WHAT TO PRODUCE -
Copy every line of the records below word for word, without changing anything.

Extracted records

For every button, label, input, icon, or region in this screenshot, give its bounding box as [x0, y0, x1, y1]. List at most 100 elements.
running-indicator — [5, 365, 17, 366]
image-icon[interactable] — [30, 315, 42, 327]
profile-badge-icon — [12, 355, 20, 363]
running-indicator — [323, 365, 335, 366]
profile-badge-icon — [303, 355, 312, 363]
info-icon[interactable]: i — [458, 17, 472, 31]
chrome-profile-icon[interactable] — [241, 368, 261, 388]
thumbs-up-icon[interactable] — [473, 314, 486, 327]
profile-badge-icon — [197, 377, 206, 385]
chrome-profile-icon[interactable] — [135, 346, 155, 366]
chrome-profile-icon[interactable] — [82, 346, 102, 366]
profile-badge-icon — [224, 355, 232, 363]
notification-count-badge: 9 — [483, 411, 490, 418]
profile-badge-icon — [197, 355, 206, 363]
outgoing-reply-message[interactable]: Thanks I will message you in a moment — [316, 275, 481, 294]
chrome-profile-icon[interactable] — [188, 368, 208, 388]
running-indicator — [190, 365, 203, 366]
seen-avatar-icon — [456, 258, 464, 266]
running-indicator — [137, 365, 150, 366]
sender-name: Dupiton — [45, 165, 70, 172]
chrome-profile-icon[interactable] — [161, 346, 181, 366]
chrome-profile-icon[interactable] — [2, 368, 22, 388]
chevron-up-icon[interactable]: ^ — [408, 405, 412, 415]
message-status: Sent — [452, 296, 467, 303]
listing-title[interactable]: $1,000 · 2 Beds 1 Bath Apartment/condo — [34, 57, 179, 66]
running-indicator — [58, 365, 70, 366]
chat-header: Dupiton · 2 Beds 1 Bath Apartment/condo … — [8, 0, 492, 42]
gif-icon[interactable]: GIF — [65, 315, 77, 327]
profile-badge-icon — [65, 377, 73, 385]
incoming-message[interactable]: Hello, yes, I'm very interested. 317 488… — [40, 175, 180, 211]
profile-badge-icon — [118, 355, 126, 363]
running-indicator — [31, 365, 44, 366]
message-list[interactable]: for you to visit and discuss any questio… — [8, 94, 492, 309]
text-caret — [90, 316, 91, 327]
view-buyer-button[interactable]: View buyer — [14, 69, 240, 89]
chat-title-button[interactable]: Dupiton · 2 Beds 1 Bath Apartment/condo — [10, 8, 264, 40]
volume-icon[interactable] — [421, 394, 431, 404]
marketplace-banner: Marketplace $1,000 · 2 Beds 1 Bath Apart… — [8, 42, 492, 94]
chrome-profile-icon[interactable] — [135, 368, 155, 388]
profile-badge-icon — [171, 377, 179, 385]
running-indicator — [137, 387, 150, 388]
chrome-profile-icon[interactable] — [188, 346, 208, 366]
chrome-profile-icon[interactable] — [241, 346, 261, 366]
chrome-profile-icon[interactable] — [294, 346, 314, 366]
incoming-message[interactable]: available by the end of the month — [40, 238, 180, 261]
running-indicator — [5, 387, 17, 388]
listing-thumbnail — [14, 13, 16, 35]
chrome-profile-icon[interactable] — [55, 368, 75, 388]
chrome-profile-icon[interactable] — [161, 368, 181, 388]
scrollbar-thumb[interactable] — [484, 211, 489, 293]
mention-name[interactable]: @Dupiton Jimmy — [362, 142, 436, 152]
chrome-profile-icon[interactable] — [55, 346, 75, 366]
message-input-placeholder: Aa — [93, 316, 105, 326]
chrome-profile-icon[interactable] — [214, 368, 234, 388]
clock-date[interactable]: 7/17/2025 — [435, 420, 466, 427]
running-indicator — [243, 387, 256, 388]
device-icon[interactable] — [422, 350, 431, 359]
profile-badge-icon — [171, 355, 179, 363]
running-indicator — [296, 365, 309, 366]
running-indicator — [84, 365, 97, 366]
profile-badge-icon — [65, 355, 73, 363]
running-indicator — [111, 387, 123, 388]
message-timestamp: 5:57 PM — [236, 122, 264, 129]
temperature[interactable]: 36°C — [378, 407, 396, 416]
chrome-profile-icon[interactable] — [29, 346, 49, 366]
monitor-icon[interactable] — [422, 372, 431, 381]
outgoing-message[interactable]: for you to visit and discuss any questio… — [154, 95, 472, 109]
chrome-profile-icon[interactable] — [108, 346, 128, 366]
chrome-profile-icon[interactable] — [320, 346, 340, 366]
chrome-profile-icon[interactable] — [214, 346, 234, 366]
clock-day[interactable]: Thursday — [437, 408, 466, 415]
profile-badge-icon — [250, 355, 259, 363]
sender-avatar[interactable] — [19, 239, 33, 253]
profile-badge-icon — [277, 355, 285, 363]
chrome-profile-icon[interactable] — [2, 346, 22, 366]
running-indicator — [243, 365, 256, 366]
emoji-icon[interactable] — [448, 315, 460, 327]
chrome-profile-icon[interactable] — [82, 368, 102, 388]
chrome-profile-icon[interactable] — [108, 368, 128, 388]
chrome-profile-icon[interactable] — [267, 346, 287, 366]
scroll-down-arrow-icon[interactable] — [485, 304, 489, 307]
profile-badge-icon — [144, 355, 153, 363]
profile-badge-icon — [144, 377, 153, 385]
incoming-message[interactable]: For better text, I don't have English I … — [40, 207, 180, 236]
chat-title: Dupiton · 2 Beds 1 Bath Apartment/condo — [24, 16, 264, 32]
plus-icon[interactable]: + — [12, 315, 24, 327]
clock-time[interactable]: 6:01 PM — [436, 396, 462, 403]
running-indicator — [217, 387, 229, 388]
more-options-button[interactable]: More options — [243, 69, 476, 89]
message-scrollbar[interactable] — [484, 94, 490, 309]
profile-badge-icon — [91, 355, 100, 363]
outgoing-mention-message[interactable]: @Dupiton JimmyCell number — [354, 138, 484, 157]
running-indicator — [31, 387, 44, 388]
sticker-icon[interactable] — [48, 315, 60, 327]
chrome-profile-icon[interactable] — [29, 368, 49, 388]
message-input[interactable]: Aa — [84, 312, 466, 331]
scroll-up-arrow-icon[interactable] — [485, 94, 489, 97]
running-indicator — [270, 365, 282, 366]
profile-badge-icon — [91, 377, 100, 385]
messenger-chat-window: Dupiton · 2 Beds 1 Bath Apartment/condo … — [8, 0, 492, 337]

RESPONSE -
For every button, label, input, icon, or region in this screenshot, give its bounding box as [x0, y0, x1, y1]. List at most 100 elements.
running-indicator — [5, 365, 17, 366]
image-icon[interactable] — [30, 315, 42, 327]
profile-badge-icon — [12, 355, 20, 363]
running-indicator — [323, 365, 335, 366]
profile-badge-icon — [303, 355, 312, 363]
info-icon[interactable]: i — [458, 17, 472, 31]
chrome-profile-icon[interactable] — [241, 368, 261, 388]
thumbs-up-icon[interactable] — [473, 314, 486, 327]
profile-badge-icon — [197, 377, 206, 385]
chrome-profile-icon[interactable] — [135, 346, 155, 366]
chrome-profile-icon[interactable] — [82, 346, 102, 366]
profile-badge-icon — [224, 355, 232, 363]
notification-count-badge: 9 — [483, 411, 490, 418]
profile-badge-icon — [197, 355, 206, 363]
outgoing-reply-message[interactable]: Thanks I will message you in a moment — [316, 275, 481, 294]
chrome-profile-icon[interactable] — [188, 368, 208, 388]
running-indicator — [190, 365, 203, 366]
seen-avatar-icon — [456, 258, 464, 266]
running-indicator — [137, 365, 150, 366]
sender-name: Dupiton — [45, 165, 70, 172]
chrome-profile-icon[interactable] — [161, 346, 181, 366]
chrome-profile-icon[interactable] — [2, 368, 22, 388]
chevron-up-icon[interactable]: ^ — [408, 405, 412, 415]
message-status: Sent — [452, 296, 467, 303]
listing-title[interactable]: $1,000 · 2 Beds 1 Bath Apartment/condo — [34, 57, 179, 66]
running-indicator — [58, 365, 70, 366]
chat-header: Dupiton · 2 Beds 1 Bath Apartment/condo … — [8, 0, 492, 42]
gif-icon[interactable]: GIF — [65, 315, 77, 327]
profile-badge-icon — [65, 377, 73, 385]
incoming-message[interactable]: Hello, yes, I'm very interested. 317 488… — [40, 175, 180, 211]
profile-badge-icon — [118, 355, 126, 363]
running-indicator — [31, 365, 44, 366]
message-list[interactable]: for you to visit and discuss any questio… — [8, 94, 492, 309]
text-caret — [90, 316, 91, 327]
view-buyer-button[interactable]: View buyer — [14, 69, 240, 89]
chat-title-button[interactable]: Dupiton · 2 Beds 1 Bath Apartment/condo — [10, 8, 264, 40]
volume-icon[interactable] — [421, 394, 431, 404]
marketplace-banner: Marketplace $1,000 · 2 Beds 1 Bath Apart… — [8, 42, 492, 94]
chrome-profile-icon[interactable] — [135, 368, 155, 388]
profile-badge-icon — [171, 377, 179, 385]
running-indicator — [137, 387, 150, 388]
chrome-profile-icon[interactable] — [188, 346, 208, 366]
chrome-profile-icon[interactable] — [241, 346, 261, 366]
chrome-profile-icon[interactable] — [294, 346, 314, 366]
incoming-message[interactable]: available by the end of the month — [40, 238, 180, 261]
running-indicator — [5, 387, 17, 388]
listing-thumbnail — [14, 13, 16, 35]
chrome-profile-icon[interactable] — [55, 368, 75, 388]
chrome-profile-icon[interactable] — [161, 368, 181, 388]
scrollbar-thumb[interactable] — [484, 211, 489, 293]
mention-name[interactable]: @Dupiton Jimmy — [362, 142, 436, 152]
chrome-profile-icon[interactable] — [55, 346, 75, 366]
message-input-placeholder: Aa — [93, 316, 105, 326]
chrome-profile-icon[interactable] — [214, 368, 234, 388]
clock-date[interactable]: 7/17/2025 — [435, 420, 466, 427]
running-indicator — [243, 387, 256, 388]
device-icon[interactable] — [422, 350, 431, 359]
profile-badge-icon — [171, 355, 179, 363]
running-indicator — [296, 365, 309, 366]
running-indicator — [84, 365, 97, 366]
profile-badge-icon — [65, 355, 73, 363]
running-indicator — [111, 387, 123, 388]
message-timestamp: 5:57 PM — [236, 122, 264, 129]
temperature[interactable]: 36°C — [378, 407, 396, 416]
chrome-profile-icon[interactable] — [29, 346, 49, 366]
monitor-icon[interactable] — [422, 372, 431, 381]
outgoing-message[interactable]: for you to visit and discuss any questio… — [154, 95, 472, 109]
chrome-profile-icon[interactable] — [108, 346, 128, 366]
chrome-profile-icon[interactable] — [320, 346, 340, 366]
chrome-profile-icon[interactable] — [214, 346, 234, 366]
clock-day[interactable]: Thursday — [437, 408, 466, 415]
profile-badge-icon — [250, 355, 259, 363]
sender-avatar[interactable] — [19, 239, 33, 253]
profile-badge-icon — [277, 355, 285, 363]
chrome-profile-icon[interactable] — [2, 346, 22, 366]
running-indicator — [243, 365, 256, 366]
emoji-icon[interactable] — [448, 315, 460, 327]
chrome-profile-icon[interactable] — [82, 368, 102, 388]
chrome-profile-icon[interactable] — [108, 368, 128, 388]
chrome-profile-icon[interactable] — [267, 346, 287, 366]
scroll-down-arrow-icon[interactable] — [485, 304, 489, 307]
profile-badge-icon — [144, 355, 153, 363]
profile-badge-icon — [144, 377, 153, 385]
incoming-message[interactable]: For better text, I don't have English I … — [40, 207, 180, 236]
chat-title: Dupiton · 2 Beds 1 Bath Apartment/condo — [24, 16, 264, 32]
plus-icon[interactable]: + — [12, 315, 24, 327]
clock-time[interactable]: 6:01 PM — [436, 396, 462, 403]
running-indicator — [217, 387, 229, 388]
more-options-button[interactable]: More options — [243, 69, 476, 89]
message-scrollbar[interactable] — [484, 94, 490, 309]
profile-badge-icon — [91, 355, 100, 363]
outgoing-mention-message[interactable]: @Dupiton JimmyCell number — [354, 138, 484, 157]
running-indicator — [31, 387, 44, 388]
sticker-icon[interactable] — [48, 315, 60, 327]
chrome-profile-icon[interactable] — [29, 368, 49, 388]
message-input[interactable]: Aa — [84, 312, 466, 331]
scroll-up-arrow-icon[interactable] — [485, 94, 489, 97]
running-indicator — [270, 365, 282, 366]
profile-badge-icon — [91, 377, 100, 385]
messenger-chat-window: Dupiton · 2 Beds 1 Bath Apartment/condo … — [8, 0, 492, 337]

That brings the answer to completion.